▸ What needs to be done
Repeat the records exactly. Every line must match.

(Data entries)
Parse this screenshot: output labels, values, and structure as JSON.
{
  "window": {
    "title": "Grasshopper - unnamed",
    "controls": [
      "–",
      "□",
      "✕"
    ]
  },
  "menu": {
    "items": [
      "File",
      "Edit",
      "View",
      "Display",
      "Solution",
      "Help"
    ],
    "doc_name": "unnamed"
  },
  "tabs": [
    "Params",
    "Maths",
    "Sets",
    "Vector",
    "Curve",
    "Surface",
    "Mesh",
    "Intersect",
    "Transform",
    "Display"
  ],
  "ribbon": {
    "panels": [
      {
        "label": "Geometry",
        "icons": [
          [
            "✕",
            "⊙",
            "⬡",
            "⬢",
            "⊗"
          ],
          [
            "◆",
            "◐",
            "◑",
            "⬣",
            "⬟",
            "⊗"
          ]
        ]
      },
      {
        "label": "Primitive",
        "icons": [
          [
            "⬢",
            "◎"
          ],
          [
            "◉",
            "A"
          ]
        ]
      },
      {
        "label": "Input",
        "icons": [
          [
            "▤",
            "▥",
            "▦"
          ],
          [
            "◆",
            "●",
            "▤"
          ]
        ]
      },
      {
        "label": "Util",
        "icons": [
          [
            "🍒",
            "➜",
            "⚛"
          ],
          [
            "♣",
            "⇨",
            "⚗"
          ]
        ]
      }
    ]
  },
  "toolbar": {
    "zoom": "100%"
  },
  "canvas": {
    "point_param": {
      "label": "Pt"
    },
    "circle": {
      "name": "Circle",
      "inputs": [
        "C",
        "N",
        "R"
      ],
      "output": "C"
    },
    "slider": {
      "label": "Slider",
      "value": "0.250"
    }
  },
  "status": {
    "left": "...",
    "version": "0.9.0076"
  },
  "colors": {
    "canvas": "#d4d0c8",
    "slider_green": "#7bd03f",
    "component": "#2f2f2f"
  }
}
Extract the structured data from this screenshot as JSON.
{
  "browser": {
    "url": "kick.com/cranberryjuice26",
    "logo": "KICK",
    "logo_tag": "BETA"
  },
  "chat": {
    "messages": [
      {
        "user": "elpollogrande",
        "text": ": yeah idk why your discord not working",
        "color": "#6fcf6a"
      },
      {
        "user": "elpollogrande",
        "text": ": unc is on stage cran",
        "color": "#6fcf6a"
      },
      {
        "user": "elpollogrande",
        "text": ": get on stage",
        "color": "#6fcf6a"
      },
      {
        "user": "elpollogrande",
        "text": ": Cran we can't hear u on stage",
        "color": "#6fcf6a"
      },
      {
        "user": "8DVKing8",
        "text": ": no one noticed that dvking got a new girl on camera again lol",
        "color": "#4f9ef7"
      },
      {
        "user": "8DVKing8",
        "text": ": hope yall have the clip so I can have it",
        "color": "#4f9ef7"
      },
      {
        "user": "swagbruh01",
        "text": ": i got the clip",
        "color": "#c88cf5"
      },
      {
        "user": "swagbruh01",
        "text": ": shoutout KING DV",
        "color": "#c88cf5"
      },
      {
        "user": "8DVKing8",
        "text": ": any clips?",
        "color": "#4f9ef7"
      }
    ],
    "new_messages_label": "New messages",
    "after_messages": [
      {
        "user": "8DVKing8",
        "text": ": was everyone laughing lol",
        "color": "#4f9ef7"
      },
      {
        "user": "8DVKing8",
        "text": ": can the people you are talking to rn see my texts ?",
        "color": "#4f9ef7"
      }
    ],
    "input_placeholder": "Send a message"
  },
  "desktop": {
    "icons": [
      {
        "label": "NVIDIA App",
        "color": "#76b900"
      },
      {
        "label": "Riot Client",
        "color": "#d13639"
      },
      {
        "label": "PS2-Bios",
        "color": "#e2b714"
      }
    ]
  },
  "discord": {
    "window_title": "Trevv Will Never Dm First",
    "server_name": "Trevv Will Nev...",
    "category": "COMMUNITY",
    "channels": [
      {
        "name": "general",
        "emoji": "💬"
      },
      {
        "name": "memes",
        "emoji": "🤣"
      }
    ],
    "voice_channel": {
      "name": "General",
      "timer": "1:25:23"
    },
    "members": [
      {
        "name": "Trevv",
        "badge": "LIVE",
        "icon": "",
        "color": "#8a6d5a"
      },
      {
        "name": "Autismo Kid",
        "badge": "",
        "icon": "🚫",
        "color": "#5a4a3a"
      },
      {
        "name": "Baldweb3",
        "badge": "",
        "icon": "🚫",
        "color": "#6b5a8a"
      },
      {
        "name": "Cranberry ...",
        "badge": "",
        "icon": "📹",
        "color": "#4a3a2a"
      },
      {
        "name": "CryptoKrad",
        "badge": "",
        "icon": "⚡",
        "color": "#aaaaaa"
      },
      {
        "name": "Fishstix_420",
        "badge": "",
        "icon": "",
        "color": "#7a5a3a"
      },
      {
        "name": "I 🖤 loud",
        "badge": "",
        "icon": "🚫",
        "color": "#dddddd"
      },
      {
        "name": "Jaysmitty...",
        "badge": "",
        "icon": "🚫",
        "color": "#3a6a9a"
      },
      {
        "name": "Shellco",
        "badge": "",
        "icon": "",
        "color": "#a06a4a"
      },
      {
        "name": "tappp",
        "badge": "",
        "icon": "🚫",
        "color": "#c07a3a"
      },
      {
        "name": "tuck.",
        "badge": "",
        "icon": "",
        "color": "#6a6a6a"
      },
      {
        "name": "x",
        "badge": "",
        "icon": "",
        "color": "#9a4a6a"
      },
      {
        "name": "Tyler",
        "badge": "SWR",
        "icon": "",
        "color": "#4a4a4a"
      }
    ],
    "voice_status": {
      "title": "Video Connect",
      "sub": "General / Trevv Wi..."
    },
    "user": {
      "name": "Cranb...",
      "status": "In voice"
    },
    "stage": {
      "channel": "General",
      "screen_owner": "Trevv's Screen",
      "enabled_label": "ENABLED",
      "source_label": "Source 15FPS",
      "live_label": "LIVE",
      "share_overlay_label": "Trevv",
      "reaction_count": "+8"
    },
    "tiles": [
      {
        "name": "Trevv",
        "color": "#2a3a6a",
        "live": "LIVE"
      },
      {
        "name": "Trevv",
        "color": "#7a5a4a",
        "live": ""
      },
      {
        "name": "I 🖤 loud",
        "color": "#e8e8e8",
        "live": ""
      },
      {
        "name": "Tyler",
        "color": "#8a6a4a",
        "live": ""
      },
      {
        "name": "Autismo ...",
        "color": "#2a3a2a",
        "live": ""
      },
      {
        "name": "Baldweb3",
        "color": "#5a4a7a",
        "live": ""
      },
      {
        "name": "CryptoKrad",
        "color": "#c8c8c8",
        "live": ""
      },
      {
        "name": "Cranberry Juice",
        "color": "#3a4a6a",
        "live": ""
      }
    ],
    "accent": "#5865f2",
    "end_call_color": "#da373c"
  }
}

▸ Result below
Parse this screenshot: output labels, values, and structure as JSON.
{
  "window": {
    "title": "Grasshopper - unnamed",
    "controls": [
      "–",
      "□",
      "✕"
    ]
  },
  "menu": {
    "items": [
      "File",
      "Edit",
      "View",
      "Display",
      "Solution",
      "Help"
    ],
    "doc_name": "unnamed"
  },
  "tabs": [
    "Params",
    "Maths",
    "Sets",
    "Vector",
    "Curve",
    "Surface",
    "Mesh",
    "Intersect",
    "Transform",
    "Display"
  ],
  "ribbon": {
    "panels": [
      {
        "label": "Geometry",
        "icons": [
          [
            "✕",
            "⊙",
            "⬡",
            "⬢",
            "⊗"
          ],
          [
            "◆",
            "◐",
            "◑",
            "⬣",
            "⬟",
            "⊗"
          ]
        ]
      },
      {
        "label": "Primitive",
        "icons": [
          [
            "⬢",
            "◎"
          ],
          [
            "◉",
            "A"
          ]
        ]
      },
      {
        "label": "Input",
        "icons": [
          [
            "▤",
            "▥",
            "▦"
          ],
          [
            "◆",
            "●",
            "▤"
          ]
        ]
      },
      {
        "label": "Util",
        "icons": [
          [
            "🍒",
            "➜",
            "⚛"
          ],
          [
            "♣",
            "⇨",
            "⚗"
          ]
        ]
      }
    ]
  },
  "toolbar": {
    "zoom": "100%"
  },
  "canvas": {
    "point_param": {
      "label": "Pt"
    },
    "circle": {
      "name": "Circle",
      "inputs": [
        "C",
        "N",
        "R"
      ],
      "output": "C"
    },
    "slider": {
      "label": "Slider",
      "value": "0.250"
    }
  },
  "status": {
    "left": "...",
    "version": "0.9.0076"
  },
  "colors": {
    "canvas": "#d4d0c8",
    "slider_green": "#7bd03f",
    "component": "#2f2f2f"
  }
}
Extract the structured data from this screenshot as JSON.
{
  "browser": {
    "url": "kick.com/cranberryjuice26",
    "logo": "KICK",
    "logo_tag": "BETA"
  },
  "chat": {
    "messages": [
      {
        "user": "elpollogrande",
        "text": ": yeah idk why your discord not working",
        "color": "#6fcf6a"
      },
      {
        "user": "elpollogrande",
        "text": ": unc is on stage cran",
        "color": "#6fcf6a"
      },
      {
        "user": "elpollogrande",
        "text": ": get on stage",
        "color": "#6fcf6a"
      },
      {
        "user": "elpollogrande",
        "text": ": Cran we can't hear u on stage",
        "color": "#6fcf6a"
      },
      {
        "user": "8DVKing8",
        "text": ": no one noticed that dvking got a new girl on camera again lol",
        "color": "#4f9ef7"
      },
      {
        "user": "8DVKing8",
        "text": ": hope yall have the clip so I can have it",
        "color": "#4f9ef7"
      },
      {
        "user": "swagbruh01",
        "text": ": i got the clip",
        "color": "#c88cf5"
      },
      {
        "user": "swagbruh01",
        "text": ": shoutout KING DV",
        "color": "#c88cf5"
      },
      {
        "user": "8DVKing8",
        "text": ": any clips?",
        "color": "#4f9ef7"
      }
    ],
    "new_messages_label": "New messages",
    "after_messages": [
      {
        "user": "8DVKing8",
        "text": ": was everyone laughing lol",
        "color": "#4f9ef7"
      },
      {
        "user": "8DVKing8",
        "text": ": can the people you are talking to rn see my texts ?",
        "color": "#4f9ef7"
      }
    ],
    "input_placeholder": "Send a message"
  },
  "desktop": {
    "icons": [
      {
        "label": "NVIDIA App",
        "color": "#76b900"
      },
      {
        "label": "Riot Client",
        "color": "#d13639"
      },
      {
        "label": "PS2-Bios",
        "color": "#e2b714"
      }
    ]
  },
  "discord": {
    "window_title": "Trevv Will Never Dm First",
    "server_name": "Trevv Will Nev...",
    "category": "COMMUNITY",
    "channels": [
      {
        "name": "general",
        "emoji": "💬"
      },
      {
        "name": "memes",
        "emoji": "🤣"
      }
    ],
    "voice_channel": {
      "name": "General",
      "timer": "1:25:23"
    },
    "members": [
      {
        "name": "Trevv",
        "badge": "LIVE",
        "icon": "",
        "color": "#8a6d5a"
      },
      {
        "name": "Autismo Kid",
        "badge": "",
        "icon": "🚫",
        "color": "#5a4a3a"
      },
      {
        "name": "Baldweb3",
        "badge": "",
        "icon": "🚫",
        "color": "#6b5a8a"
      },
      {
        "name": "Cranberry ...",
        "badge": "",
        "icon": "📹",
        "color": "#4a3a2a"
      },
      {
        "name": "CryptoKrad",
        "badge": "",
        "icon": "⚡",
        "color": "#aaaaaa"
      },
      {
        "name": "Fishstix_420",
        "badge": "",
        "icon": "",
        "color": "#7a5a3a"
      },
      {
        "name": "I 🖤 loud",
        "badge": "",
        "icon": "🚫",
        "color": "#dddddd"
      },
      {
        "name": "Jaysmitty...",
        "badge": "",
        "icon": "🚫",
        "color": "#3a6a9a"
      },
      {
        "name": "Shellco",
        "badge": "",
        "icon": "",
        "color": "#a06a4a"
      },
      {
        "name": "tappp",
        "badge": "",
        "icon": "🚫",
        "color": "#c07a3a"
      },
      {
        "name": "tuck.",
        "badge": "",
        "icon": "",
        "color": "#6a6a6a"
      },
      {
        "name": "x",
        "badge": "",
        "icon": "",
        "color": "#9a4a6a"
      },
      {
        "name": "Tyler",
        "badge": "SWR",
        "icon": "",
        "color": "#4a4a4a"
      }
    ],
    "voice_status": {
      "title": "Video Connect",
      "sub": "General / Trevv Wi..."
    },
    "user": {
      "name": "Cranb...",
      "status": "In voice"
    },
    "stage": {
      "channel": "General",
      "screen_owner": "Trevv's Screen",
      "enabled_label": "ENABLED",
      "source_label": "Source 15FPS",
      "live_label": "LIVE",
      "share_overlay_label": "Trevv",
      "reaction_count": "+8"
    },
    "tiles": [
      {
        "name": "Trevv",
        "color": "#2a3a6a",
        "live": "LIVE"
      },
      {
        "name": "Trevv",
        "color": "#7a5a4a",
        "live": ""
      },
      {
        "name": "I 🖤 loud",
        "color": "#e8e8e8",
        "live": ""
      },
      {
        "name": "Tyler",
        "color": "#8a6a4a",
        "live": ""
      },
      {
        "name": "Autismo ...",
        "color": "#2a3a2a",
        "live": ""
      },
      {
        "name": "Baldweb3",
        "color": "#5a4a7a",
        "live": ""
      },
      {
        "name": "CryptoKrad",
        "color": "#c8c8c8",
        "live": ""
      },
      {
        "name": "Cranberry Juice",
        "color": "#3a4a6a",
        "live": ""
      }
    ],
    "accent": "#5865f2",
    "end_call_color": "#da373c"
  }
}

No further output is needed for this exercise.